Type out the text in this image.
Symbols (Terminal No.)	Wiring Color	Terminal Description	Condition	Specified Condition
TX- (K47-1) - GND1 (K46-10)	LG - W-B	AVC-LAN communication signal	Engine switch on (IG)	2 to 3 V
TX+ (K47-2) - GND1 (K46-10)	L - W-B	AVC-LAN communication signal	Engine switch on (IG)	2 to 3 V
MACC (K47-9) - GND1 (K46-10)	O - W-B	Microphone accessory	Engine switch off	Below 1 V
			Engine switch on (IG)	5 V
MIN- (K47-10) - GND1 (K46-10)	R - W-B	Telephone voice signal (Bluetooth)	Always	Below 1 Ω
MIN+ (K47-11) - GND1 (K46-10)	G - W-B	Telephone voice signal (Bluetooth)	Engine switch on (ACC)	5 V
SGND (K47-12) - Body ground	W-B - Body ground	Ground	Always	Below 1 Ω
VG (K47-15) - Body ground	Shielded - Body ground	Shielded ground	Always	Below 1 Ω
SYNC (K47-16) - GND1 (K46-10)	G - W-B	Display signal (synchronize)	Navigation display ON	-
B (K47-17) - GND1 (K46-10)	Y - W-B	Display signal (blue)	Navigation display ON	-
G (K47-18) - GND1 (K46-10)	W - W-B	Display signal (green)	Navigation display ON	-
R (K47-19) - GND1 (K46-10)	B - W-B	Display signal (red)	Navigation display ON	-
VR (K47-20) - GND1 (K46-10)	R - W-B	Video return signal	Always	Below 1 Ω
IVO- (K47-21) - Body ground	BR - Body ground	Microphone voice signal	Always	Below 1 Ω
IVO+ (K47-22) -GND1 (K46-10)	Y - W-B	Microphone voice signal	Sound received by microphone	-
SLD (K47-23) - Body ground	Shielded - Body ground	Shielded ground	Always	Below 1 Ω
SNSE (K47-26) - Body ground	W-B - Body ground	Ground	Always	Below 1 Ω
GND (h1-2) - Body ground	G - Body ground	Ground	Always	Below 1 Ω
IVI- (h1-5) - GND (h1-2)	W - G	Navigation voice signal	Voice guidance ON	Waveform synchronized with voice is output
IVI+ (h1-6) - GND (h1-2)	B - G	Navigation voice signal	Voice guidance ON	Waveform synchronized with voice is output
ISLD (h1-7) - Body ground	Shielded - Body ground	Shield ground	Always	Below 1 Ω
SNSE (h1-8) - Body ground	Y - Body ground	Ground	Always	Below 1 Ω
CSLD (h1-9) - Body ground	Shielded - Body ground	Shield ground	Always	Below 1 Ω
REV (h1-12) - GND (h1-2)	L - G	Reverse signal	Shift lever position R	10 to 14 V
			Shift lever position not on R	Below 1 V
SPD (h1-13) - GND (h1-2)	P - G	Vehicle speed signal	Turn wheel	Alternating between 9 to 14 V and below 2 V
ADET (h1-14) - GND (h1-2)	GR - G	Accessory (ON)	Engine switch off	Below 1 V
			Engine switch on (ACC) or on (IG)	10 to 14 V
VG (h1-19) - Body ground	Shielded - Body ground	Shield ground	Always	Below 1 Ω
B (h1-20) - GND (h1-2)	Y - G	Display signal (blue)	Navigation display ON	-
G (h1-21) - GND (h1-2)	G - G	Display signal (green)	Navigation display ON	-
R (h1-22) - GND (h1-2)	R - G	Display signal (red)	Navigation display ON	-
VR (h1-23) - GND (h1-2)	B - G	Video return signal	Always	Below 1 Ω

**Task brief**: All of the entries need to be reproduced exactly; please write them out.

**Final result**:
Type out the text in this image.
Symbols (Terminal No.)	Wiring Color	Terminal Description	Condition	Specified Condition
TX- (K47-1) - GND1 (K46-10)	LG - W-B	AVC-LAN communication signal	Engine switch on (IG)	2 to 3 V
TX+ (K47-2) - GND1 (K46-10)	L - W-B	AVC-LAN communication signal	Engine switch on (IG)	2 to 3 V
MACC (K47-9) - GND1 (K46-10)	O - W-B	Microphone accessory	Engine switch off	Below 1 V
			Engine switch on (IG)	5 V
MIN- (K47-10) - GND1 (K46-10)	R - W-B	Telephone voice signal (Bluetooth)	Always	Below 1 Ω
MIN+ (K47-11) - GND1 (K46-10)	G - W-B	Telephone voice signal (Bluetooth)	Engine switch on (ACC)	5 V
SGND (K47-12) - Body ground	W-B - Body ground	Ground	Always	Below 1 Ω
VG (K47-15) - Body ground	Shielded - Body ground	Shielded ground	Always	Below 1 Ω
SYNC (K47-16) - GND1 (K46-10)	G - W-B	Display signal (synchronize)	Navigation display ON	-
B (K47-17) - GND1 (K46-10)	Y - W-B	Display signal (blue)	Navigation display ON	-
G (K47-18) - GND1 (K46-10)	W - W-B	Display signal (green)	Navigation display ON	-
R (K47-19) - GND1 (K46-10)	B - W-B	Display signal (red)	Navigation display ON	-
VR (K47-20) - GND1 (K46-10)	R - W-B	Video return signal	Always	Below 1 Ω
IVO- (K47-21) - Body ground	BR - Body ground	Microphone voice signal	Always	Below 1 Ω
IVO+ (K47-22) -GND1 (K46-10)	Y - W-B	Microphone voice signal	Sound received by microphone	-
SLD (K47-23) - Body ground	Shielded - Body ground	Shielded ground	Always	Below 1 Ω
SNSE (K47-26) - Body ground	W-B - Body ground	Ground	Always	Below 1 Ω
GND (h1-2) - Body ground	G - Body ground	Ground	Always	Below 1 Ω
IVI- (h1-5) - GND (h1-2)	W - G	Navigation voice signal	Voice guidance ON	Waveform synchronized with voice is output
IVI+ (h1-6) - GND (h1-2)	B - G	Navigation voice signal	Voice guidance ON	Waveform synchronized with voice is output
ISLD (h1-7) - Body ground	Shielded - Body ground	Shield ground	Always	Below 1 Ω
SNSE (h1-8) - Body ground	Y - Body ground	Ground	Always	Below 1 Ω
CSLD (h1-9) - Body ground	Shielded - Body ground	Shield ground	Always	Below 1 Ω
REV (h1-12) - GND (h1-2)	L - G	Reverse signal	Shift lever position R	10 to 14 V
			Shift lever position not on R	Below 1 V
SPD (h1-13) - GND (h1-2)	P - G	Vehicle speed signal	Turn wheel	Alternating between 9 to 14 V and below 2 V
ADET (h1-14) - GND (h1-2)	GR - G	Accessory (ON)	Engine switch off	Below 1 V
			Engine switch on (ACC) or on (IG)	10 to 14 V
VG (h1-19) - Body ground	Shielded - Body ground	Shield ground	Always	Below 1 Ω
B (h1-20) - GND (h1-2)	Y - G	Display signal (blue)	Navigation display ON	-
G (h1-21) - GND (h1-2)	G - G	Display signal (green)	Navigation display ON	-
R (h1-22) - GND (h1-2)	R - G	Display signal (red)	Navigation display ON	-
VR (h1-23) - GND (h1-2)	B - G	Video return signal	Always	Below 1 Ω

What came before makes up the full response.